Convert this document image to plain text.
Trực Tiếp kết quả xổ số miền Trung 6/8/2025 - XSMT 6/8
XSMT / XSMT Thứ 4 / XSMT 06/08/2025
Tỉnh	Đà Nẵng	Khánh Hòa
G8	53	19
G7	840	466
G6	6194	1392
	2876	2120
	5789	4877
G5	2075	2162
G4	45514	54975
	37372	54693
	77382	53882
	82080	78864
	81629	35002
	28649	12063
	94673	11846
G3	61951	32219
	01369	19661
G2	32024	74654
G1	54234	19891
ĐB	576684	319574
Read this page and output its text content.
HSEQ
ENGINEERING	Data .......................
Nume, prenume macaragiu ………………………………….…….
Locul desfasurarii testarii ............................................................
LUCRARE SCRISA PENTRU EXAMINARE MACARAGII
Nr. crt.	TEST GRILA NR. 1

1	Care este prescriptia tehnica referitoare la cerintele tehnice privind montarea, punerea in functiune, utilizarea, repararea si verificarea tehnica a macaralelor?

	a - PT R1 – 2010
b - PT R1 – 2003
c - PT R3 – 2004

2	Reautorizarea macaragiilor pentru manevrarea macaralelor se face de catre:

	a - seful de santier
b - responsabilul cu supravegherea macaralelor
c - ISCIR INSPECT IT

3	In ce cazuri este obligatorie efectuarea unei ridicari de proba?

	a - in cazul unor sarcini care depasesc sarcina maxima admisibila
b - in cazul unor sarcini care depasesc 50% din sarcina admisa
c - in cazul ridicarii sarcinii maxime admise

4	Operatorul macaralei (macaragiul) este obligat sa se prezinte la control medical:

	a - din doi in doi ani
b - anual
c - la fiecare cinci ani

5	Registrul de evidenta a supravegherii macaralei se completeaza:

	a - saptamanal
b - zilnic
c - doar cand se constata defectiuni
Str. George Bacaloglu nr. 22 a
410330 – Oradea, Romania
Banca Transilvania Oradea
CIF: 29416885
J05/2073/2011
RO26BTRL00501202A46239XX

• Task directions: Extract each line of the listing above, copying it word for word.

• Exercise result:
Convert this document image to plain text.
Trực Tiếp kết quả xổ số miền Trung 6/8/2025 - XSMT 6/8
XSMT / XSMT Thứ 4 / XSMT 06/08/2025
Tỉnh	Đà Nẵng	Khánh Hòa
G8	53	19
G7	840	466
G6	6194	1392
	2876	2120
	5789	4877
G5	2075	2162
G4	45514	54975
	37372	54693
	77382	53882
	82080	78864
	81629	35002
	28649	12063
	94673	11846
G3	61951	32219
	01369	19661
G2	32024	74654
G1	54234	19891
ĐB	576684	319574
Read this page and output its text content.
HSEQ
ENGINEERING	Data .......................
Nume, prenume macaragiu ………………………………….…….
Locul desfasurarii testarii ............................................................
LUCRARE SCRISA PENTRU EXAMINARE MACARAGII
Nr. crt.	TEST GRILA NR. 1

1	Care este prescriptia tehnica referitoare la cerintele tehnice privind montarea, punerea in functiune, utilizarea, repararea si verificarea tehnica a macaralelor?

	a - PT R1 – 2010
b - PT R1 – 2003
c - PT R3 – 2004

2	Reautorizarea macaragiilor pentru manevrarea macaralelor se face de catre:

	a - seful de santier
b - responsabilul cu supravegherea macaralelor
c - ISCIR INSPECT IT

3	In ce cazuri este obligatorie efectuarea unei ridicari de proba?

	a - in cazul unor sarcini care depasesc sarcina maxima admisibila
b - in cazul unor sarcini care depasesc 50% din sarcina admisa
c - in cazul ridicarii sarcinii maxime admise

4	Operatorul macaralei (macaragiul) este obligat sa se prezinte la control medical:

	a - din doi in doi ani
b - anual
c - la fiecare cinci ani

5	Registrul de evidenta a supravegherii macaralei se completeaza:

	a - saptamanal
b - zilnic
c - doar cand se constata defectiuni
Str. George Bacaloglu nr. 22 a
410330 – Oradea, Romania
Banca Transilvania Oradea
CIF: 29416885
J05/2073/2011
RO26BTRL00501202A46239XX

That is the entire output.